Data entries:

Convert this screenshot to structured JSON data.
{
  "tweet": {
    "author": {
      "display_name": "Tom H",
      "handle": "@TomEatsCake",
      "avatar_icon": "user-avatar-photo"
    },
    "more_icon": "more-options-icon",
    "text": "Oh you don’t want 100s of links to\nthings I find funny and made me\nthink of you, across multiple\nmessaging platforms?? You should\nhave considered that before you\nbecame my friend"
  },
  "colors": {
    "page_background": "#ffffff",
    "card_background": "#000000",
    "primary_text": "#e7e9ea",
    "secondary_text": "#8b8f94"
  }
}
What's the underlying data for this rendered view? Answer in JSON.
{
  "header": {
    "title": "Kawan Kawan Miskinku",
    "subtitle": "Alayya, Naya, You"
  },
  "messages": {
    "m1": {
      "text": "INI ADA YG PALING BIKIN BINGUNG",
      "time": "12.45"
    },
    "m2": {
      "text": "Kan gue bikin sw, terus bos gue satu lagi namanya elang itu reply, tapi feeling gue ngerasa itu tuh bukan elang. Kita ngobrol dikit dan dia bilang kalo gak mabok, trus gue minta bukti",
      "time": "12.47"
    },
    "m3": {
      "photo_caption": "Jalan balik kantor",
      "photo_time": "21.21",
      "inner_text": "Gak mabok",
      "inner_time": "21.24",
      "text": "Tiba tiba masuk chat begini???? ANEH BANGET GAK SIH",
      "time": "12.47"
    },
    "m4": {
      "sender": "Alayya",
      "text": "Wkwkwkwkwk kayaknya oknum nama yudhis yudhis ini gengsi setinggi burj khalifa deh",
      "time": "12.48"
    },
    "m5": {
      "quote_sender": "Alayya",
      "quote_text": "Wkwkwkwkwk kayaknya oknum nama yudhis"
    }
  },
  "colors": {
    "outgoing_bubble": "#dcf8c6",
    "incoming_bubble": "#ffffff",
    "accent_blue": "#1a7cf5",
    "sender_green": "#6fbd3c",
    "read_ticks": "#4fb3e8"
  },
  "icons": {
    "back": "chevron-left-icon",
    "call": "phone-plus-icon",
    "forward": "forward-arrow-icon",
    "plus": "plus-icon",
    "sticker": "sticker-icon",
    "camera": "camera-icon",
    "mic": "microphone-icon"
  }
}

Job:
Write the material out again in its entirety, exactly as shown.

Task solution:
Convert this screenshot to structured JSON data.
{
  "tweet": {
    "author": {
      "display_name": "Tom H",
      "handle": "@TomEatsCake",
      "avatar_icon": "user-avatar-photo"
    },
    "more_icon": "more-options-icon",
    "text": "Oh you don’t want 100s of links to\nthings I find funny and made me\nthink of you, across multiple\nmessaging platforms?? You should\nhave considered that before you\nbecame my friend"
  },
  "colors": {
    "page_background": "#ffffff",
    "card_background": "#000000",
    "primary_text": "#e7e9ea",
    "secondary_text": "#8b8f94"
  }
}
What's the underlying data for this rendered view? Answer in JSON.
{
  "header": {
    "title": "Kawan Kawan Miskinku",
    "subtitle": "Alayya, Naya, You"
  },
  "messages": {
    "m1": {
      "text": "INI ADA YG PALING BIKIN BINGUNG",
      "time": "12.45"
    },
    "m2": {
      "text": "Kan gue bikin sw, terus bos gue satu lagi namanya elang itu reply, tapi feeling gue ngerasa itu tuh bukan elang. Kita ngobrol dikit dan dia bilang kalo gak mabok, trus gue minta bukti",
      "time": "12.47"
    },
    "m3": {
      "photo_caption": "Jalan balik kantor",
      "photo_time": "21.21",
      "inner_text": "Gak mabok",
      "inner_time": "21.24",
      "text": "Tiba tiba masuk chat begini???? ANEH BANGET GAK SIH",
      "time": "12.47"
    },
    "m4": {
      "sender": "Alayya",
      "text": "Wkwkwkwkwk kayaknya oknum nama yudhis yudhis ini gengsi setinggi burj khalifa deh",
      "time": "12.48"
    },
    "m5": {
      "quote_sender": "Alayya",
      "quote_text": "Wkwkwkwkwk kayaknya oknum nama yudhis"
    }
  },
  "colors": {
    "outgoing_bubble": "#dcf8c6",
    "incoming_bubble": "#ffffff",
    "accent_blue": "#1a7cf5",
    "sender_green": "#6fbd3c",
    "read_ticks": "#4fb3e8"
  },
  "icons": {
    "back": "chevron-left-icon",
    "call": "phone-plus-icon",
    "forward": "forward-arrow-icon",
    "plus": "plus-icon",
    "sticker": "sticker-icon",
    "camera": "camera-icon",
    "mic": "microphone-icon"
  }
}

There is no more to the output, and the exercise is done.